§ GIVEN REQUEST:
Copy out each line of the material in which the word "subtitle" appears.

------ SUPPLIED MATERIAL

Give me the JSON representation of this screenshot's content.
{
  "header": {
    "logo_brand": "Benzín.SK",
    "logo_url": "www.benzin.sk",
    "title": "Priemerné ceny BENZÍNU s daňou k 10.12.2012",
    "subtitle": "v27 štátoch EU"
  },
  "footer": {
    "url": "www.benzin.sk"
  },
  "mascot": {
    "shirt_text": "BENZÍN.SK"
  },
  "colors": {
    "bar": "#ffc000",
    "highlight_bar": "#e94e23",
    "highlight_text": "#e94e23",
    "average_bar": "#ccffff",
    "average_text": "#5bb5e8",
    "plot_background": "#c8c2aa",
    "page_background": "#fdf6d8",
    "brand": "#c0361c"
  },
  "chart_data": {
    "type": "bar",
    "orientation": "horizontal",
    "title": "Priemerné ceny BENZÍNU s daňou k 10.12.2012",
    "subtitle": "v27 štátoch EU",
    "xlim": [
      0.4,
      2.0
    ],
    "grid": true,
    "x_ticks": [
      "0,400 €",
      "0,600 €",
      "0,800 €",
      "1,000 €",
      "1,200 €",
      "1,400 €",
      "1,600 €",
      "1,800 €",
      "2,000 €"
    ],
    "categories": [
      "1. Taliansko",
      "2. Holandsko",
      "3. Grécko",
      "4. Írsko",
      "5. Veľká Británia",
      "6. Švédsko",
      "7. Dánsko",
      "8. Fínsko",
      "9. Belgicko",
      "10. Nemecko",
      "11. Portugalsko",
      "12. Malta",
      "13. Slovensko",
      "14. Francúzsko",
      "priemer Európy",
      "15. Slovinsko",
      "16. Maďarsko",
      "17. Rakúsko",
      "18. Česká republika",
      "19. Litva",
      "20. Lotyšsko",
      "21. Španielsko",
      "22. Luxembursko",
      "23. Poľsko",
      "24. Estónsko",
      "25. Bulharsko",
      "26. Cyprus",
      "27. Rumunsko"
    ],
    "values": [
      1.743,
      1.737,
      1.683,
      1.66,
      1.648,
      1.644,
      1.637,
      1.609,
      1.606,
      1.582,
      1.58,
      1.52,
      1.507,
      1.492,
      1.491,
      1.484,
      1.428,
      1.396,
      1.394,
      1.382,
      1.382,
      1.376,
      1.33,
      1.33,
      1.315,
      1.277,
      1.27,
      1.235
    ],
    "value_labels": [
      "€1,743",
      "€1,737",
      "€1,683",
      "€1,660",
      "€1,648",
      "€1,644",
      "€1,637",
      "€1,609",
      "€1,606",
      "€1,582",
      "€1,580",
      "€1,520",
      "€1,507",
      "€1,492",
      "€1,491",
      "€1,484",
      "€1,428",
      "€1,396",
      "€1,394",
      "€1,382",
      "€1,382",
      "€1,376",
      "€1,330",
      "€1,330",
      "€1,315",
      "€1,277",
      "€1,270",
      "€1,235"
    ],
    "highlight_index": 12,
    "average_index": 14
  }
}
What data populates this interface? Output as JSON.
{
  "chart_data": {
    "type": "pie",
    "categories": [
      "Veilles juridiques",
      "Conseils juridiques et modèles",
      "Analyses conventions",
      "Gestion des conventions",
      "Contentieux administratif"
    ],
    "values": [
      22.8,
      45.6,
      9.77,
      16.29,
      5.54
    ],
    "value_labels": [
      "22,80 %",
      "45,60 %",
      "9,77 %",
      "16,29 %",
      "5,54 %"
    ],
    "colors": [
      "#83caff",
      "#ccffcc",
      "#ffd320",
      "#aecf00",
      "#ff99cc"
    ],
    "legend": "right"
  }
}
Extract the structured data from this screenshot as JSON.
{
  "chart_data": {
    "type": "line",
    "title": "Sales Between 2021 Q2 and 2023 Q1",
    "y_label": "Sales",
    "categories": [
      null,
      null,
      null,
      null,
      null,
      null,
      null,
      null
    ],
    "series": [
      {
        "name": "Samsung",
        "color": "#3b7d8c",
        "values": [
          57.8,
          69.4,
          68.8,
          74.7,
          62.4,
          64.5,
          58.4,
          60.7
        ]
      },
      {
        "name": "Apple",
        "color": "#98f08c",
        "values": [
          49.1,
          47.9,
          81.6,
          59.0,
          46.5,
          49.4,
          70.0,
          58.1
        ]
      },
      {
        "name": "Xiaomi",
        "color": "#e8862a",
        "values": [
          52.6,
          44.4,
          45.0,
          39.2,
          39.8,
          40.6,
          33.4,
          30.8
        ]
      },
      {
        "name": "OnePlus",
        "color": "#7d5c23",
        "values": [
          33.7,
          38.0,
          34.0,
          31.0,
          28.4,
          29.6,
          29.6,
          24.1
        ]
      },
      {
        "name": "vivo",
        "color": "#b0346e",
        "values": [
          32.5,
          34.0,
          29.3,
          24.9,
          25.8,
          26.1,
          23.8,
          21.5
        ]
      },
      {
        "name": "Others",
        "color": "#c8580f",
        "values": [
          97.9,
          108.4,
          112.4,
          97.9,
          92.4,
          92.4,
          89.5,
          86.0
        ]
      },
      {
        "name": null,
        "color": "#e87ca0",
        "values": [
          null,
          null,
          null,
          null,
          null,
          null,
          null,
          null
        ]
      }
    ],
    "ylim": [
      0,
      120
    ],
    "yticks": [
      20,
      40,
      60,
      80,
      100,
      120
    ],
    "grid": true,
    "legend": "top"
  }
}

------------
------ SUPPLIED MATERIAL

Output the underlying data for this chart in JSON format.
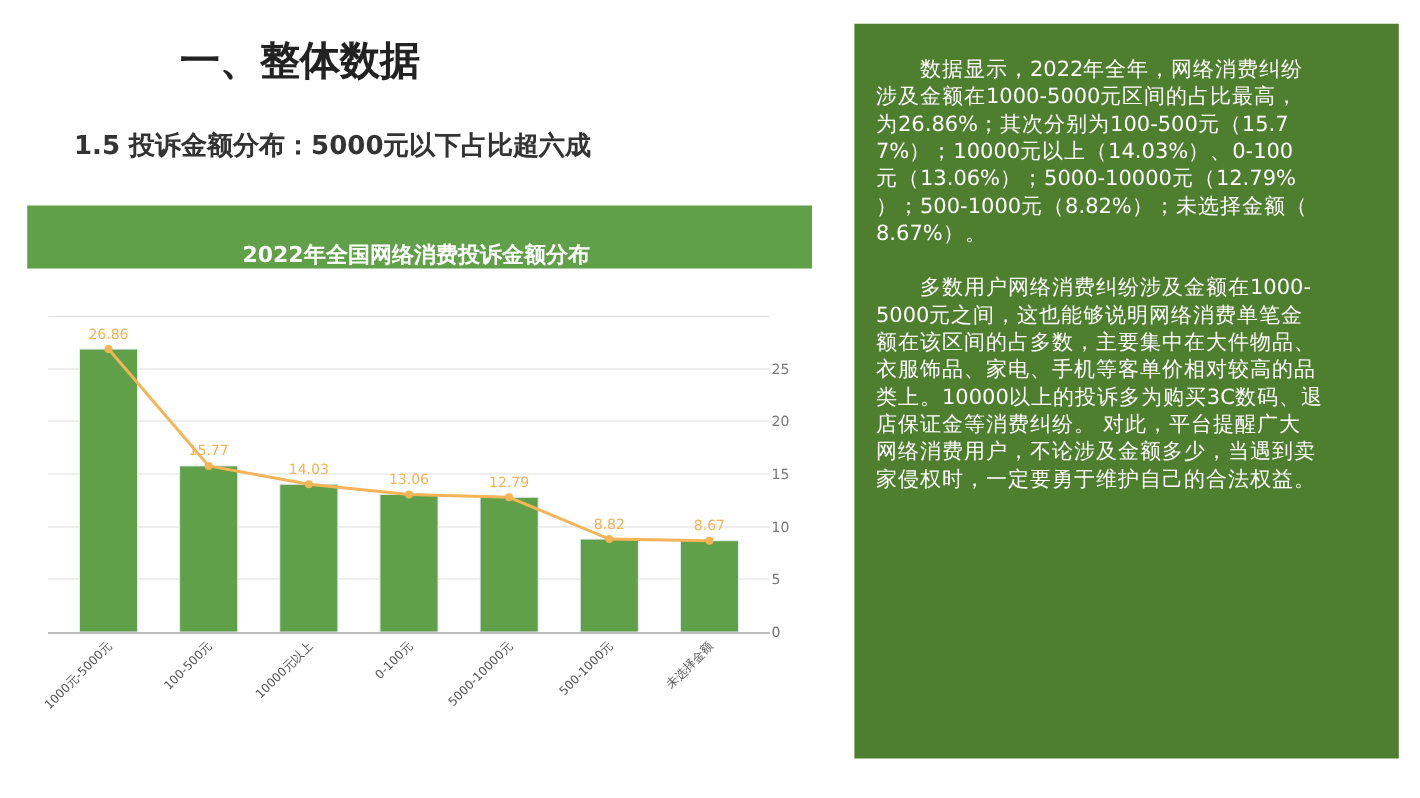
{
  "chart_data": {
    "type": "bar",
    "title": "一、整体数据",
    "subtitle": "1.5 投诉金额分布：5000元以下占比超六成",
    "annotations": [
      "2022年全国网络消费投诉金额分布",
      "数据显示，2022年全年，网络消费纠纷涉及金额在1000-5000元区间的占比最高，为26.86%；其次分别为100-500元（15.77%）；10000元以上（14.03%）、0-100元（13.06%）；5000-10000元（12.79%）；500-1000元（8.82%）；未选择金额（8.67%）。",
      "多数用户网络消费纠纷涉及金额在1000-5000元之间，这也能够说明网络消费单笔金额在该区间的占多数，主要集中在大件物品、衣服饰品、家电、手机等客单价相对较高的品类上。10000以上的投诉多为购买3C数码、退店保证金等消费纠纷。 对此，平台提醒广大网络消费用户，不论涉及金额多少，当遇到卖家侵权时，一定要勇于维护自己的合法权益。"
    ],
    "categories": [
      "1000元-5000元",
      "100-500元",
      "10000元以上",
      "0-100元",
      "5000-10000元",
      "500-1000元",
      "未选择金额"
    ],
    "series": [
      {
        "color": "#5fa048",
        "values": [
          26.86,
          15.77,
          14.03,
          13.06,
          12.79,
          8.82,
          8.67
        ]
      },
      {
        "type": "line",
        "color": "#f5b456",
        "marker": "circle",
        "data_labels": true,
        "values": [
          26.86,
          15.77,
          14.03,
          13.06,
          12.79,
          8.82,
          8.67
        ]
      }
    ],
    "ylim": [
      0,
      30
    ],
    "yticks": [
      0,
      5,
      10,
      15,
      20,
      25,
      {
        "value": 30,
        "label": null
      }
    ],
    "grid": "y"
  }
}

------------

§ REPLY TO THE EXERCISE:
    "subtitle": "v27 štátoch EU"
    "subtitle": "v27 štátoch EU",
    "subtitle": "1.5 投诉金额分布：5000元以下占比超六成",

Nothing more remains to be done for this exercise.